[START OF DATA SUPPLIED]

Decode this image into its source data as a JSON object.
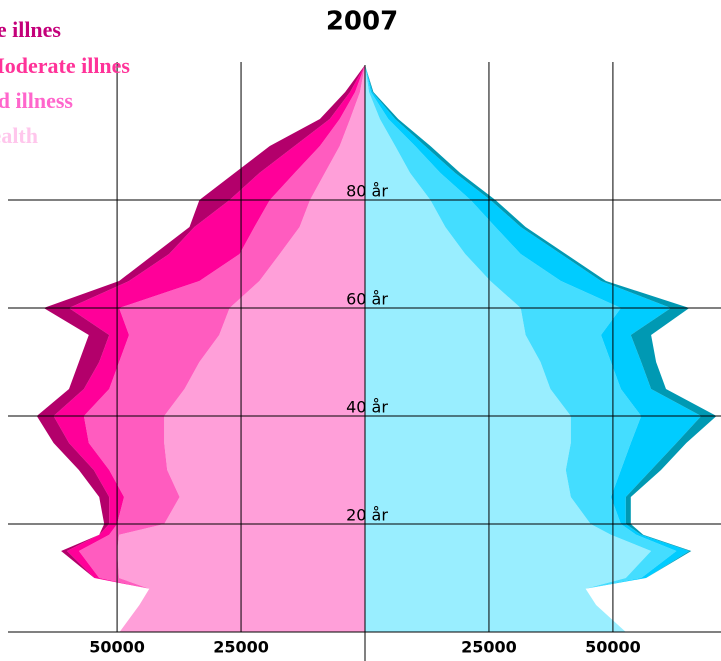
{
  "chart_data": {
    "type": "pyramid",
    "title": "2007",
    "categories": [
      0,
      5,
      8,
      10,
      15,
      18,
      20,
      25,
      30,
      35,
      40,
      45,
      50,
      55,
      60,
      65,
      70,
      75,
      80,
      85,
      90,
      95,
      100,
      105
    ],
    "ylim": [
      0,
      105
    ],
    "yticks": [
      {
        "value": 20,
        "label": "20 år"
      },
      {
        "value": 40,
        "label": "40 år"
      },
      {
        "value": 60,
        "label": "60 år"
      },
      {
        "value": 80,
        "label": "80 år"
      }
    ],
    "xlim": [
      0,
      72000
    ],
    "xticks": [
      25000,
      50000
    ],
    "grid": true,
    "left": {
      "series": [
        {
          "name": "Good health",
          "color": "#ff9fd9",
          "legend_color": "#ffc6ec",
          "values": [
            49500,
            45500,
            43500,
            49600,
            50000,
            49600,
            40500,
            37400,
            39900,
            40500,
            40500,
            36400,
            33400,
            29400,
            27300,
            21300,
            17200,
            13200,
            11100,
            8100,
            5100,
            3000,
            1000,
            0
          ]
        },
        {
          "name": "Mild illness",
          "color": "#ff5cbf",
          "legend_color": "#ff66cc",
          "values": [
            0,
            0,
            0,
            4000,
            7700,
            2000,
            9500,
            11200,
            11700,
            15200,
            16200,
            15200,
            16200,
            18200,
            22300,
            12100,
            8100,
            9100,
            8100,
            6100,
            4000,
            2100,
            1000,
            0
          ]
        },
        {
          "name": "Moderate illnes",
          "color": "#ff0099",
          "legend_color": "#ff3399",
          "values": [
            0,
            0,
            0,
            1000,
            2400,
            2000,
            1600,
            3000,
            3100,
            4000,
            6100,
            5100,
            4000,
            4000,
            10100,
            14200,
            14200,
            12100,
            8100,
            7100,
            5100,
            2000,
            1000,
            0
          ]
        },
        {
          "name": "Severe illnes",
          "color": "#b3006b",
          "legend_color": "#c4007a",
          "values": [
            0,
            0,
            0,
            0,
            1200,
            0,
            1000,
            2000,
            3000,
            3100,
            3400,
            3000,
            4100,
            4100,
            5100,
            2000,
            3000,
            1000,
            6100,
            5000,
            5000,
            2000,
            1000,
            0
          ]
        }
      ]
    },
    "right": {
      "series": [
        {
          "color": "#99eeff",
          "values": [
            52600,
            46600,
            44500,
            52600,
            57700,
            49600,
            45500,
            41500,
            40500,
            41500,
            41500,
            37400,
            35400,
            32400,
            31400,
            25300,
            20200,
            16200,
            13200,
            9100,
            6100,
            3000,
            800,
            0
          ]
        },
        {
          "color": "#44ddff",
          "values": [
            0,
            0,
            0,
            3100,
            5100,
            5100,
            6100,
            8100,
            11100,
            12100,
            14200,
            14200,
            14200,
            15200,
            20200,
            14200,
            11200,
            10100,
            8100,
            6100,
            4000,
            1700,
            400,
            0
          ]
        },
        {
          "color": "#00ccff",
          "values": [
            0,
            0,
            0,
            1000,
            2600,
            1000,
            1000,
            3000,
            6100,
            9200,
            12100,
            6100,
            6100,
            6000,
            10100,
            8100,
            8100,
            5100,
            4000,
            3000,
            2000,
            1400,
            300,
            0
          ]
        },
        {
          "color": "#0099b3",
          "values": [
            0,
            0,
            0,
            0,
            400,
            400,
            1000,
            1000,
            2000,
            2000,
            3100,
            3000,
            3000,
            4100,
            3700,
            1000,
            1000,
            1000,
            1000,
            1000,
            1100,
            600,
            200,
            0
          ]
        }
      ]
    }
  }
}
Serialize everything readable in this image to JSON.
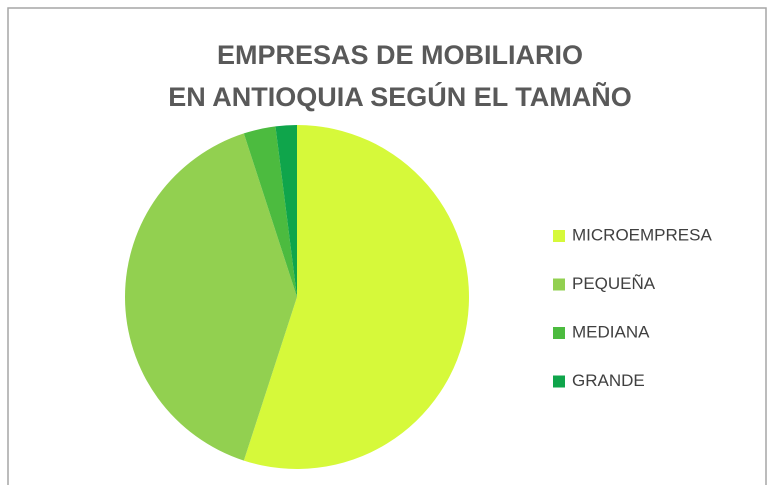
{
  "chart_data": {
    "type": "pie",
    "title": "EMPRESAS DE MOBILIARIO EN ANTIOQUIA SEGÚN EL TAMAÑO",
    "categories": [
      "MICROEMPRESA",
      "PEQUEÑA",
      "MEDIANA",
      "GRANDE"
    ],
    "values": [
      55,
      40,
      3,
      2
    ],
    "colors": [
      "#d6f93a",
      "#92d050",
      "#4cbb3f",
      "#0fa54b"
    ],
    "legend": "right"
  }
}
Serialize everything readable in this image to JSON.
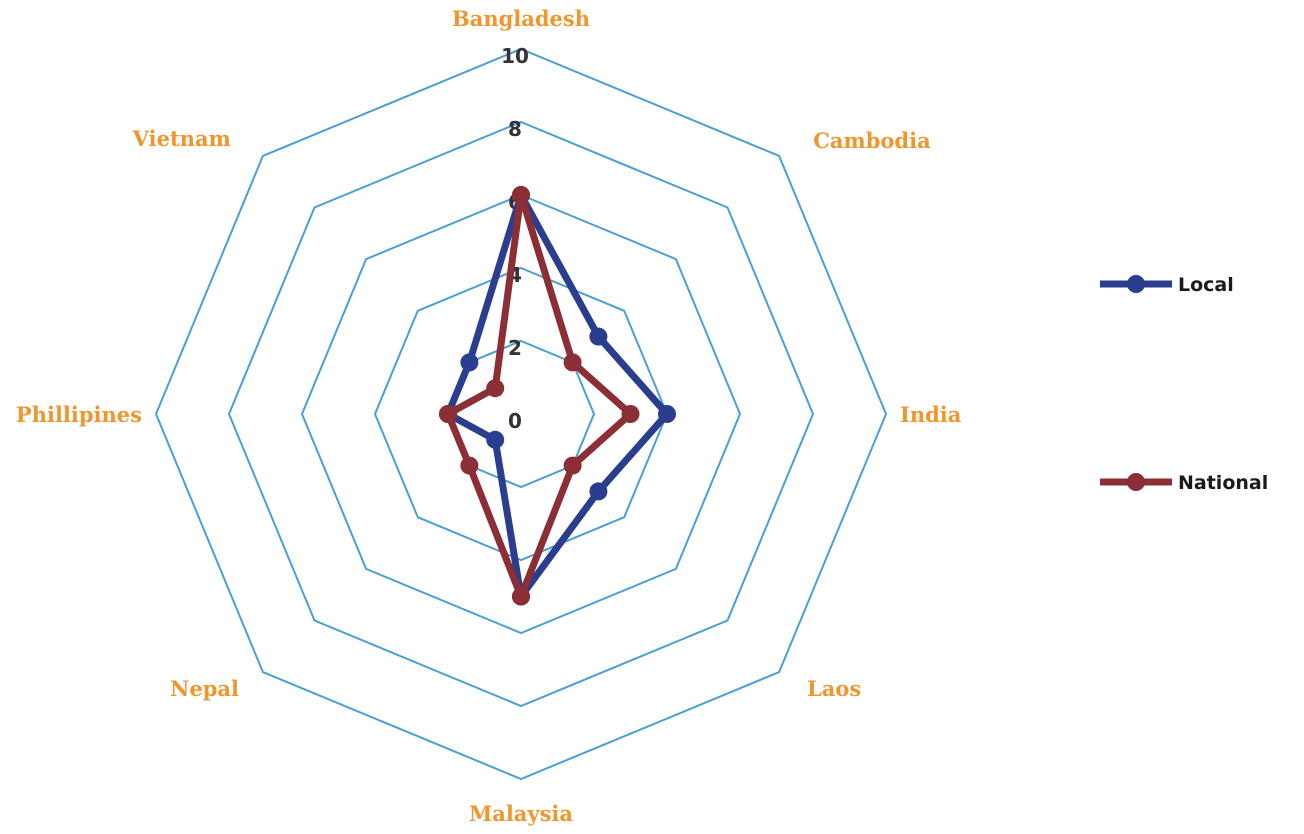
{
  "chart_data": {
    "type": "radar",
    "categories": [
      "Bangladesh",
      "Cambodia",
      "India",
      "Laos",
      "Malaysia",
      "Nepal",
      "Phillipines",
      "Vietnam"
    ],
    "series": [
      {
        "name": "Local",
        "values": [
          6,
          3,
          4,
          3,
          5,
          1,
          2,
          2
        ]
      },
      {
        "name": "National",
        "values": [
          6,
          2,
          3,
          2,
          5,
          2,
          2,
          1
        ]
      }
    ],
    "radial_axis": {
      "min": 0,
      "max": 10,
      "step": 2,
      "ticks": [
        "0",
        "2",
        "4",
        "6",
        "8",
        "10"
      ]
    },
    "legend_position": "right",
    "colors": {
      "grid": "#4a9fd4",
      "category_labels": "#f0962f",
      "Local": "#2b3d8f",
      "National": "#8b2e35"
    }
  }
}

[END OF DATA SUPPLIED]

### PROBLEM:
In the entries above, find each line with the word "name" and show it.

### REPLY TO THE EXERCISE:
          "name": "Good health",
          "name": "Mild illness",
          "name": "Moderate illnes",
          "name": "Severe illnes",
        "name": "Local",
        "name": "National",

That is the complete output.